#### Exercise objective
Write out the full listing again, exactly as it stands.
--- start ---
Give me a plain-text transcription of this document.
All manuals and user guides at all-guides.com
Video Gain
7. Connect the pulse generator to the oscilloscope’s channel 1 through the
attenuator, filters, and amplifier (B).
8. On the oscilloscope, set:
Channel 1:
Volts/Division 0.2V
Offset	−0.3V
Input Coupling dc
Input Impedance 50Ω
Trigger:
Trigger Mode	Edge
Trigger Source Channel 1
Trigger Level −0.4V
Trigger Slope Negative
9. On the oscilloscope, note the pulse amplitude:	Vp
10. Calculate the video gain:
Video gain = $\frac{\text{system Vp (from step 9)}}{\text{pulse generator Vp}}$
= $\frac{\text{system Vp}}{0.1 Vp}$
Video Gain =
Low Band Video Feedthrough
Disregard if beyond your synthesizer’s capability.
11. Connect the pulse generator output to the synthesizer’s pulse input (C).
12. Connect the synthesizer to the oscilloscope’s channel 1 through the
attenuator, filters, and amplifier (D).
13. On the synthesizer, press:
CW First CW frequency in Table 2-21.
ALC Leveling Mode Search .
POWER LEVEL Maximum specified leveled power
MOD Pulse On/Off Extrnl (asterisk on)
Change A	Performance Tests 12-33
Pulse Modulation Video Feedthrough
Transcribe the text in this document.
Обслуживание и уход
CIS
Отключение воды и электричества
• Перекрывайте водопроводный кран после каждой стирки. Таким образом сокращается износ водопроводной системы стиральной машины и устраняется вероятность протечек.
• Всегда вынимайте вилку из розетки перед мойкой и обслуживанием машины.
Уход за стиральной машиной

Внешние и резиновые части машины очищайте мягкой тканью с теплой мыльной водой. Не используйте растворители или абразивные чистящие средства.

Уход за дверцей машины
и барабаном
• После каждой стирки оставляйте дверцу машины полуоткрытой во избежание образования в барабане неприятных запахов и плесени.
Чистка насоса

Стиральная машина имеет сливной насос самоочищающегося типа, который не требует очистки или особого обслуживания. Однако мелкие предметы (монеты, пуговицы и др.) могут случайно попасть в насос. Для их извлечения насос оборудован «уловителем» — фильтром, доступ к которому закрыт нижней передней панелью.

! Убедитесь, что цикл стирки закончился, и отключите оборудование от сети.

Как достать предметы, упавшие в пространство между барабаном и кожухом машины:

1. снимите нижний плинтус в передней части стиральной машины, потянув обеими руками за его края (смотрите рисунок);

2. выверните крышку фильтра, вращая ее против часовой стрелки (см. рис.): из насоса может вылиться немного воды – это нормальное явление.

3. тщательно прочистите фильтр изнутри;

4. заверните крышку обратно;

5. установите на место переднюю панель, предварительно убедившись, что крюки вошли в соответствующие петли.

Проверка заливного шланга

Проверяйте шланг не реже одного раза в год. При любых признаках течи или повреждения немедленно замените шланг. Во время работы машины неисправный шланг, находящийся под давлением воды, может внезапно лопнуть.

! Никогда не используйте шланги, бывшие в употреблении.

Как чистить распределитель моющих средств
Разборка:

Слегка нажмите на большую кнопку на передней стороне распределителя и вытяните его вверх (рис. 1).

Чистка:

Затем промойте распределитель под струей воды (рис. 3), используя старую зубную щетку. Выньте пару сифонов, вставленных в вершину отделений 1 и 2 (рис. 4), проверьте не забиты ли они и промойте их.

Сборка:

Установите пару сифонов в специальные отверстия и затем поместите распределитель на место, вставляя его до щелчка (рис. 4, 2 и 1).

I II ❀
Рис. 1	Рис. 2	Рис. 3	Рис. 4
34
--- end ---
#### Answer
Give me a plain-text transcription of this document.
All manuals and user guides at all-guides.com
Video Gain
7. Connect the pulse generator to the oscilloscope’s channel 1 through the
attenuator, filters, and amplifier (B).
8. On the oscilloscope, set:
Channel 1:
Volts/Division 0.2V
Offset	−0.3V
Input Coupling dc
Input Impedance 50Ω
Trigger:
Trigger Mode	Edge
Trigger Source Channel 1
Trigger Level −0.4V
Trigger Slope Negative
9. On the oscilloscope, note the pulse amplitude:	Vp
10. Calculate the video gain:
Video gain = $\frac{\text{system Vp (from step 9)}}{\text{pulse generator Vp}}$
= $\frac{\text{system Vp}}{0.1 Vp}$
Video Gain =
Low Band Video Feedthrough
Disregard if beyond your synthesizer’s capability.
11. Connect the pulse generator output to the synthesizer’s pulse input (C).
12. Connect the synthesizer to the oscilloscope’s channel 1 through the
attenuator, filters, and amplifier (D).
13. On the synthesizer, press:
CW First CW frequency in Table 2-21.
ALC Leveling Mode Search .
POWER LEVEL Maximum specified leveled power
MOD Pulse On/Off Extrnl (asterisk on)
Change A	Performance Tests 12-33
Pulse Modulation Video Feedthrough
Transcribe the text in this document.
Обслуживание и уход
CIS
Отключение воды и электричества
• Перекрывайте водопроводный кран после каждой стирки. Таким образом сокращается износ водопроводной системы стиральной машины и устраняется вероятность протечек.
• Всегда вынимайте вилку из розетки перед мойкой и обслуживанием машины.
Уход за стиральной машиной

Внешние и резиновые части машины очищайте мягкой тканью с теплой мыльной водой. Не используйте растворители или абразивные чистящие средства.

Уход за дверцей машины
и барабаном
• После каждой стирки оставляйте дверцу машины полуоткрытой во избежание образования в барабане неприятных запахов и плесени.
Чистка насоса

Стиральная машина имеет сливной насос самоочищающегося типа, который не требует очистки или особого обслуживания. Однако мелкие предметы (монеты, пуговицы и др.) могут случайно попасть в насос. Для их извлечения насос оборудован «уловителем» — фильтром, доступ к которому закрыт нижней передней панелью.

! Убедитесь, что цикл стирки закончился, и отключите оборудование от сети.

Как достать предметы, упавшие в пространство между барабаном и кожухом машины:

1. снимите нижний плинтус в передней части стиральной машины, потянув обеими руками за его края (смотрите рисунок);

2. выверните крышку фильтра, вращая ее против часовой стрелки (см. рис.): из насоса может вылиться немного воды – это нормальное явление.

3. тщательно прочистите фильтр изнутри;

4. заверните крышку обратно;

5. установите на место переднюю панель, предварительно убедившись, что крюки вошли в соответствующие петли.

Проверка заливного шланга

Проверяйте шланг не реже одного раза в год. При любых признаках течи или повреждения немедленно замените шланг. Во время работы машины неисправный шланг, находящийся под давлением воды, может внезапно лопнуть.

! Никогда не используйте шланги, бывшие в употреблении.

Как чистить распределитель моющих средств
Разборка:

Слегка нажмите на большую кнопку на передней стороне распределителя и вытяните его вверх (рис. 1).

Чистка:

Затем промойте распределитель под струей воды (рис. 3), используя старую зубную щетку. Выньте пару сифонов, вставленных в вершину отделений 1 и 2 (рис. 4), проверьте не забиты ли они и промойте их.

Сборка:

Установите пару сифонов в специальные отверстия и затем поместите распределитель на место, вставляя его до щелчка (рис. 4, 2 и 1).

I II ❀
Рис. 1	Рис. 2	Рис. 3	Рис. 4
34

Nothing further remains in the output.